(Source data)
● ● ● ●
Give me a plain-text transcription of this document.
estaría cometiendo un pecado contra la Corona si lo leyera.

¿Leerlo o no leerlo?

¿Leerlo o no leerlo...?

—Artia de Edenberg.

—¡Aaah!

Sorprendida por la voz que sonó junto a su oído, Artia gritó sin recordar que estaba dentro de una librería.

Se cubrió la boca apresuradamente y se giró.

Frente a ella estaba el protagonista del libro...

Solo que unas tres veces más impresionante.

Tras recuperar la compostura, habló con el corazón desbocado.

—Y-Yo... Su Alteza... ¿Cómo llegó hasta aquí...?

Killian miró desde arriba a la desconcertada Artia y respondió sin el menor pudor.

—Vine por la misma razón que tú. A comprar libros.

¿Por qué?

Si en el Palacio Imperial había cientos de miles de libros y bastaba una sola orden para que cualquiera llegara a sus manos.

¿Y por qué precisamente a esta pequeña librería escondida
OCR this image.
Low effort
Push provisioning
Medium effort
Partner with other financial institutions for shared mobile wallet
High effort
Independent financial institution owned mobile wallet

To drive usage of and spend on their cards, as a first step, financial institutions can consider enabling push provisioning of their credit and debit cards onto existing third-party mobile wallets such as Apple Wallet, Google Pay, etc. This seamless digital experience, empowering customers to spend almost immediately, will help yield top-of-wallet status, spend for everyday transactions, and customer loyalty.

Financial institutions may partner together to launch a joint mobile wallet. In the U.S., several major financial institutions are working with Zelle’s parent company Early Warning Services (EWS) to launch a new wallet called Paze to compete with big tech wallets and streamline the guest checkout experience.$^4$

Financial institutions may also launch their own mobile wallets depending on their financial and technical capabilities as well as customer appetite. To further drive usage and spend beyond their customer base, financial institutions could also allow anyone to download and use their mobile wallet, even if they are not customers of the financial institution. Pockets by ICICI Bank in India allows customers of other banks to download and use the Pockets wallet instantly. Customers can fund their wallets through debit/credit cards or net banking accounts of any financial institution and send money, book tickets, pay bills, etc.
● ● ● ●
AIM OF THE EXERCISE »
What do the records say? Quote them all exactly.

TASK RESPONSE »
Give me a plain-text transcription of this document.
estaría cometiendo un pecado contra la Corona si lo leyera.

¿Leerlo o no leerlo?

¿Leerlo o no leerlo...?

—Artia de Edenberg.

—¡Aaah!

Sorprendida por la voz que sonó junto a su oído, Artia gritó sin recordar que estaba dentro de una librería.

Se cubrió la boca apresuradamente y se giró.

Frente a ella estaba el protagonista del libro...

Solo que unas tres veces más impresionante.

Tras recuperar la compostura, habló con el corazón desbocado.

—Y-Yo... Su Alteza... ¿Cómo llegó hasta aquí...?

Killian miró desde arriba a la desconcertada Artia y respondió sin el menor pudor.

—Vine por la misma razón que tú. A comprar libros.

¿Por qué?

Si en el Palacio Imperial había cientos de miles de libros y bastaba una sola orden para que cualquiera llegara a sus manos.

¿Y por qué precisamente a esta pequeña librería escondida
OCR this image.
Low effort
Push provisioning
Medium effort
Partner with other financial institutions for shared mobile wallet
High effort
Independent financial institution owned mobile wallet

To drive usage of and spend on their cards, as a first step, financial institutions can consider enabling push provisioning of their credit and debit cards onto existing third-party mobile wallets such as Apple Wallet, Google Pay, etc. This seamless digital experience, empowering customers to spend almost immediately, will help yield top-of-wallet status, spend for everyday transactions, and customer loyalty.

Financial institutions may partner together to launch a joint mobile wallet. In the U.S., several major financial institutions are working with Zelle’s parent company Early Warning Services (EWS) to launch a new wallet called Paze to compete with big tech wallets and streamline the guest checkout experience.$^4$

Financial institutions may also launch their own mobile wallets depending on their financial and technical capabilities as well as customer appetite. To further drive usage and spend beyond their customer base, financial institutions could also allow anyone to download and use their mobile wallet, even if they are not customers of the financial institution. Pockets by ICICI Bank in India allows customers of other banks to download and use the Pockets wallet instantly. Customers can fund their wallets through debit/credit cards or net banking accounts of any financial institution and send money, book tickets, pay bills, etc.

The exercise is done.